» Task statement: Copy every line of the records below that holds the word "subtitle".

» Given data:
◇ ◇ ◇ ◇

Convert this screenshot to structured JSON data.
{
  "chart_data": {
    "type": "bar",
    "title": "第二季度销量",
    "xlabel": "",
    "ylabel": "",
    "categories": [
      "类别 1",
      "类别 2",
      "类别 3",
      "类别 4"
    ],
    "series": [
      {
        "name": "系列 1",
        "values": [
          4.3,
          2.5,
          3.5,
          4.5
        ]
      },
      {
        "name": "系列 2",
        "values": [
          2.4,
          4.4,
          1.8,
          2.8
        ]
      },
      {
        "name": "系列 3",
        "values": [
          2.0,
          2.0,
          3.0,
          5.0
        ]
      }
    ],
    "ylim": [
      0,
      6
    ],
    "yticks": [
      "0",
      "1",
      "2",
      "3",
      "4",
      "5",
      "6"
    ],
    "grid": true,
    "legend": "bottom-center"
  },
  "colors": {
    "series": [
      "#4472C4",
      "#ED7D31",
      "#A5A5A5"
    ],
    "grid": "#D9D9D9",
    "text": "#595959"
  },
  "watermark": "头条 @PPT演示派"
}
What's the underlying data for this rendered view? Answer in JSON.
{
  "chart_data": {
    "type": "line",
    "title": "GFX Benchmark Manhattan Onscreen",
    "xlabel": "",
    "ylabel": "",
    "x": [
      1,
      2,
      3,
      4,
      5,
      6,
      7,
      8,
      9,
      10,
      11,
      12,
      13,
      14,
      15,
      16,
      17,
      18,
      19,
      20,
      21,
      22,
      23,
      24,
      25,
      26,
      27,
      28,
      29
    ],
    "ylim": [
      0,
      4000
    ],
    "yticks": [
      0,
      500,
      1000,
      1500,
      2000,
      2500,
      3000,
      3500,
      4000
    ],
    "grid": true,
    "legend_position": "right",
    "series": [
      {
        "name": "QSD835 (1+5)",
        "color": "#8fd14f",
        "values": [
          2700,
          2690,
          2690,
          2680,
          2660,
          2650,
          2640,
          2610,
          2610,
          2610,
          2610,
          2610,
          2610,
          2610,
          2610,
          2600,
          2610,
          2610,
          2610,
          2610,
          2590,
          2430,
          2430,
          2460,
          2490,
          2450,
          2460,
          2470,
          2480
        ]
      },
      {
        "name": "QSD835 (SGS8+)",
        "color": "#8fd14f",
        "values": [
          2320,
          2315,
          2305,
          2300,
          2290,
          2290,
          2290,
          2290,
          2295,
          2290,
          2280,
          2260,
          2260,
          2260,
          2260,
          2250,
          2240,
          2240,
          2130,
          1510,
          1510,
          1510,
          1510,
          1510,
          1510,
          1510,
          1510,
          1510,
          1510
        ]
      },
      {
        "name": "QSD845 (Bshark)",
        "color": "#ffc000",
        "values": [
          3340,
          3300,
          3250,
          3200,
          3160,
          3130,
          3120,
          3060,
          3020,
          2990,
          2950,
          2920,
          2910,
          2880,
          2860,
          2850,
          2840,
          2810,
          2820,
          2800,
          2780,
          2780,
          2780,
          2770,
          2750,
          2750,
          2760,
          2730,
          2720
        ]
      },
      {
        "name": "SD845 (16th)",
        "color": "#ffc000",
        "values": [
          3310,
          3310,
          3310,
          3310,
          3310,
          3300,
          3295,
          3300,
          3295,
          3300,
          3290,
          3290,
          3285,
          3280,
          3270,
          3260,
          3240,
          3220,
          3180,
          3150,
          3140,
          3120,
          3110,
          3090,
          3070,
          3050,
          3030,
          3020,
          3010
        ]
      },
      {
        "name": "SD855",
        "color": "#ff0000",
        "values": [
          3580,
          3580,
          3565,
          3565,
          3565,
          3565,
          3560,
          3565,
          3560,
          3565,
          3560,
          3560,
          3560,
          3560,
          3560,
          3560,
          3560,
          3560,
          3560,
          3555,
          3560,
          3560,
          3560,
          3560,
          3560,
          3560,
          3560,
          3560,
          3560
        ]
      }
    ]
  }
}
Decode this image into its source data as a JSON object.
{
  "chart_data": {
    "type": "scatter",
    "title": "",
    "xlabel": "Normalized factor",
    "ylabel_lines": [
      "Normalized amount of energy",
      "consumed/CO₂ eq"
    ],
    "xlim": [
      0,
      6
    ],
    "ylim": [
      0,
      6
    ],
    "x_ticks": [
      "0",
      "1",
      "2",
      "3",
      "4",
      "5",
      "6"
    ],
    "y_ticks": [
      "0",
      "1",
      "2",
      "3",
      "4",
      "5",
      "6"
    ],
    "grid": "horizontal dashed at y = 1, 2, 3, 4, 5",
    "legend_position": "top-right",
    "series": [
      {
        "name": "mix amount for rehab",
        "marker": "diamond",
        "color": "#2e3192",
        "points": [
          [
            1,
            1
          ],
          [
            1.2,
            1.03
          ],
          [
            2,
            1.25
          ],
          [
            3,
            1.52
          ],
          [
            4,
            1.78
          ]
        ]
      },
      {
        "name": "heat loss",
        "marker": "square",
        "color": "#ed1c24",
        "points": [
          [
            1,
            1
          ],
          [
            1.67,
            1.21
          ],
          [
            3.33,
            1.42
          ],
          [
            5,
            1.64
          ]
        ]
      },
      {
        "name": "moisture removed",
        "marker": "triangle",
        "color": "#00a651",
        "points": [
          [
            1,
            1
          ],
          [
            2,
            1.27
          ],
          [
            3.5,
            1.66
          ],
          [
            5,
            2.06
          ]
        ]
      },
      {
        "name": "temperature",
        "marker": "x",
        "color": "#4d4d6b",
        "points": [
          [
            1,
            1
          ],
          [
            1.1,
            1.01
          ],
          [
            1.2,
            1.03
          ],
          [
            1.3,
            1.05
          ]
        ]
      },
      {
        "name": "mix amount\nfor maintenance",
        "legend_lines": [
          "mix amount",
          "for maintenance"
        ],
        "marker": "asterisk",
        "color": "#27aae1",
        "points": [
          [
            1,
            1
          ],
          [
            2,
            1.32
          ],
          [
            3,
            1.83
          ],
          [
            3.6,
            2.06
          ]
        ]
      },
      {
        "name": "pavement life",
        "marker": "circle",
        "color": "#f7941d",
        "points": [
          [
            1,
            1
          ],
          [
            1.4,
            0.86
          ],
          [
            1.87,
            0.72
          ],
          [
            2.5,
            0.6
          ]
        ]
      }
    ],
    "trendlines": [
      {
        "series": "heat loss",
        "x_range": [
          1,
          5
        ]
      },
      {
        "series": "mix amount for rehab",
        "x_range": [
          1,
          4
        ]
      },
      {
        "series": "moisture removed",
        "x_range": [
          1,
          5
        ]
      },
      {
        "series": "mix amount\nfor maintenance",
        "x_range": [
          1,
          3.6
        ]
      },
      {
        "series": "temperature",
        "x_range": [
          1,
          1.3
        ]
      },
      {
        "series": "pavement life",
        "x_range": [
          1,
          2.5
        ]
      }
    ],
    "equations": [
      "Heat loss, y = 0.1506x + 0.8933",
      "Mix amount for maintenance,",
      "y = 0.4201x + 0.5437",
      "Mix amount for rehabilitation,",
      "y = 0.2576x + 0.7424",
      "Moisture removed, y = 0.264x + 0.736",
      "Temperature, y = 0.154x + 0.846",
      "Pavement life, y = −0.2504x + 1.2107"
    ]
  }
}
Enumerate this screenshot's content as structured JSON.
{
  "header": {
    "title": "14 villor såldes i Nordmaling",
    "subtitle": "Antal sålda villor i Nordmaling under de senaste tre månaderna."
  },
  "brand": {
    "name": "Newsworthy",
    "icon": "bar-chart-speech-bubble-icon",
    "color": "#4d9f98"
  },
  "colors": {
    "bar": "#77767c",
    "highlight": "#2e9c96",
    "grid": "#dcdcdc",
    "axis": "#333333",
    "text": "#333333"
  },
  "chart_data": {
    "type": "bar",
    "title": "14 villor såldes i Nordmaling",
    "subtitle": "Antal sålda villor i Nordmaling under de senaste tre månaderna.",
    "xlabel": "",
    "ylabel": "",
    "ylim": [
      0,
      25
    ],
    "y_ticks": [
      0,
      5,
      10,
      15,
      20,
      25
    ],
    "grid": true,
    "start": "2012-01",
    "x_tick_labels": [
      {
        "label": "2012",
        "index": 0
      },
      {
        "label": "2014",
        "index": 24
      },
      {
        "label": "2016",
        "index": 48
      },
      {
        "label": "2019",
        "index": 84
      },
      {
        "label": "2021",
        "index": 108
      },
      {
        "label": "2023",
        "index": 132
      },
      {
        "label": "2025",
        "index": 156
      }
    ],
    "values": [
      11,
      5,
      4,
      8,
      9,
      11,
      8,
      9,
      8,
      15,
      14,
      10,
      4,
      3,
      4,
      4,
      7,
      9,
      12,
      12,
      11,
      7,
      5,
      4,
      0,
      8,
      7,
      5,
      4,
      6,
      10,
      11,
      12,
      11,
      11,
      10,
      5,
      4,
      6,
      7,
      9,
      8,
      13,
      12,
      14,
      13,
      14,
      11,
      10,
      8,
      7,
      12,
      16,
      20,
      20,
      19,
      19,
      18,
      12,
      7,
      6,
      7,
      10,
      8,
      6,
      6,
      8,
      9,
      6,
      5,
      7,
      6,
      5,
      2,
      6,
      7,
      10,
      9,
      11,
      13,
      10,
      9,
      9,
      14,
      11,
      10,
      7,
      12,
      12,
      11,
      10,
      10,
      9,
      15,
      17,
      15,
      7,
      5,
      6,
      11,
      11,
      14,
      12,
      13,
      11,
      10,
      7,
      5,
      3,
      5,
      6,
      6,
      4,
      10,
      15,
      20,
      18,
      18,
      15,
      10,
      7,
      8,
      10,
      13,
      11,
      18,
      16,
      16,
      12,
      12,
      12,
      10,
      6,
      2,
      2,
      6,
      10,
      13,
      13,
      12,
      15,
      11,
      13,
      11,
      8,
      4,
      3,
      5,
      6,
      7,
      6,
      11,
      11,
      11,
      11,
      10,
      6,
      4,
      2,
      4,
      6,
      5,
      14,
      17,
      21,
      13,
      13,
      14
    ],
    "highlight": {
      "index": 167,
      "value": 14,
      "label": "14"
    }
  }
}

◇ ◇ ◇ ◇

» Answer for this exercise:
    "subtitle": "Antal sålda villor i Nordmaling under de senaste tre månaderna."
    "subtitle": "Antal sålda villor i Nordmaling under de senaste tre månaderna.",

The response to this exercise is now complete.